— begin —

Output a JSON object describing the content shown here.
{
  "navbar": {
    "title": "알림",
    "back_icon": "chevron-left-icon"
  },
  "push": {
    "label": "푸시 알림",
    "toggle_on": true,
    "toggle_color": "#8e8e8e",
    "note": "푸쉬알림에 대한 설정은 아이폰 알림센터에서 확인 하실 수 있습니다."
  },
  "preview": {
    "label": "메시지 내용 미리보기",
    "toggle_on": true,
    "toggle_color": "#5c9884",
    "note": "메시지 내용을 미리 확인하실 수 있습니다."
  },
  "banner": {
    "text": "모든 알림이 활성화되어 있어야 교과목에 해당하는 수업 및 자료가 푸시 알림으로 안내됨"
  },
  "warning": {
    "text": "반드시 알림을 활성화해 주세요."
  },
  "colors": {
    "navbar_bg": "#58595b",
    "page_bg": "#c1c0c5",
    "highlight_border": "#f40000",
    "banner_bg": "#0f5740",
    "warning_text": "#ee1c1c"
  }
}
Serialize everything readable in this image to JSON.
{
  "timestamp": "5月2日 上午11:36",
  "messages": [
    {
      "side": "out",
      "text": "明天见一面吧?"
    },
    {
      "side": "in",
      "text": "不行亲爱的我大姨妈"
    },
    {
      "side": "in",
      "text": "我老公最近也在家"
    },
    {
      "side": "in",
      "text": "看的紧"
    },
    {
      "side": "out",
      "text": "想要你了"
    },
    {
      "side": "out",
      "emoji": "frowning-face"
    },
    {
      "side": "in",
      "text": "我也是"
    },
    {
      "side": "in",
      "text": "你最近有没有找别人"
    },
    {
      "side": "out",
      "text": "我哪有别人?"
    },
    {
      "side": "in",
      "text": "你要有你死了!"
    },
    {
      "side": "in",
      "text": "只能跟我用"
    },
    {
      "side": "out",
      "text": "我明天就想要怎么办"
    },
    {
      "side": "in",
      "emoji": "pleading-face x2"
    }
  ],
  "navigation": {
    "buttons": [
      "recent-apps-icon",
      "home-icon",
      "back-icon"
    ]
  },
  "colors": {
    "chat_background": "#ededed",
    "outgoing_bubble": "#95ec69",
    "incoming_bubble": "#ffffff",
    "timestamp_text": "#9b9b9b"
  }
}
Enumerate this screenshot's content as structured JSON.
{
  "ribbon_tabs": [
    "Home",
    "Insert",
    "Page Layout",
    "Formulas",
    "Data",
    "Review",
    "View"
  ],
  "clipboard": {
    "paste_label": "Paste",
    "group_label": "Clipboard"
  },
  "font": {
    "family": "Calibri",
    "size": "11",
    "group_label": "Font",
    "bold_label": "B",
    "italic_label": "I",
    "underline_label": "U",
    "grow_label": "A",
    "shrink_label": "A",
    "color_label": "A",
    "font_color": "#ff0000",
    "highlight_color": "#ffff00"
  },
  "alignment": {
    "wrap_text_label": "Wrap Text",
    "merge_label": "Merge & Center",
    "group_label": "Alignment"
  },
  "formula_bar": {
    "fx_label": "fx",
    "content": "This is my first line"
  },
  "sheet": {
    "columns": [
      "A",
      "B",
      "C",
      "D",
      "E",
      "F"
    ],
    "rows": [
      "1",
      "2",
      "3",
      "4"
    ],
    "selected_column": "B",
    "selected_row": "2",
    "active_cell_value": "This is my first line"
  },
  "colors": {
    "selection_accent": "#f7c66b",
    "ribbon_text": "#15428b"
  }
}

— end —

• _Goal_:
Write out the whole listing exactly.

• _Solution to the exercise_:
Output a JSON object describing the content shown here.
{
  "navbar": {
    "title": "알림",
    "back_icon": "chevron-left-icon"
  },
  "push": {
    "label": "푸시 알림",
    "toggle_on": true,
    "toggle_color": "#8e8e8e",
    "note": "푸쉬알림에 대한 설정은 아이폰 알림센터에서 확인 하실 수 있습니다."
  },
  "preview": {
    "label": "메시지 내용 미리보기",
    "toggle_on": true,
    "toggle_color": "#5c9884",
    "note": "메시지 내용을 미리 확인하실 수 있습니다."
  },
  "banner": {
    "text": "모든 알림이 활성화되어 있어야 교과목에 해당하는 수업 및 자료가 푸시 알림으로 안내됨"
  },
  "warning": {
    "text": "반드시 알림을 활성화해 주세요."
  },
  "colors": {
    "navbar_bg": "#58595b",
    "page_bg": "#c1c0c5",
    "highlight_border": "#f40000",
    "banner_bg": "#0f5740",
    "warning_text": "#ee1c1c"
  }
}
Serialize everything readable in this image to JSON.
{
  "timestamp": "5月2日 上午11:36",
  "messages": [
    {
      "side": "out",
      "text": "明天见一面吧?"
    },
    {
      "side": "in",
      "text": "不行亲爱的我大姨妈"
    },
    {
      "side": "in",
      "text": "我老公最近也在家"
    },
    {
      "side": "in",
      "text": "看的紧"
    },
    {
      "side": "out",
      "text": "想要你了"
    },
    {
      "side": "out",
      "emoji": "frowning-face"
    },
    {
      "side": "in",
      "text": "我也是"
    },
    {
      "side": "in",
      "text": "你最近有没有找别人"
    },
    {
      "side": "out",
      "text": "我哪有别人?"
    },
    {
      "side": "in",
      "text": "你要有你死了!"
    },
    {
      "side": "in",
      "text": "只能跟我用"
    },
    {
      "side": "out",
      "text": "我明天就想要怎么办"
    },
    {
      "side": "in",
      "emoji": "pleading-face x2"
    }
  ],
  "navigation": {
    "buttons": [
      "recent-apps-icon",
      "home-icon",
      "back-icon"
    ]
  },
  "colors": {
    "chat_background": "#ededed",
    "outgoing_bubble": "#95ec69",
    "incoming_bubble": "#ffffff",
    "timestamp_text": "#9b9b9b"
  }
}
Enumerate this screenshot's content as structured JSON.
{
  "ribbon_tabs": [
    "Home",
    "Insert",
    "Page Layout",
    "Formulas",
    "Data",
    "Review",
    "View"
  ],
  "clipboard": {
    "paste_label": "Paste",
    "group_label": "Clipboard"
  },
  "font": {
    "family": "Calibri",
    "size": "11",
    "group_label": "Font",
    "bold_label": "B",
    "italic_label": "I",
    "underline_label": "U",
    "grow_label": "A",
    "shrink_label": "A",
    "color_label": "A",
    "font_color": "#ff0000",
    "highlight_color": "#ffff00"
  },
  "alignment": {
    "wrap_text_label": "Wrap Text",
    "merge_label": "Merge & Center",
    "group_label": "Alignment"
  },
  "formula_bar": {
    "fx_label": "fx",
    "content": "This is my first line"
  },
  "sheet": {
    "columns": [
      "A",
      "B",
      "C",
      "D",
      "E",
      "F"
    ],
    "rows": [
      "1",
      "2",
      "3",
      "4"
    ],
    "selected_column": "B",
    "selected_row": "2",
    "active_cell_value": "This is my first line"
  },
  "colors": {
    "selection_accent": "#f7c66b",
    "ribbon_text": "#15428b"
  }
}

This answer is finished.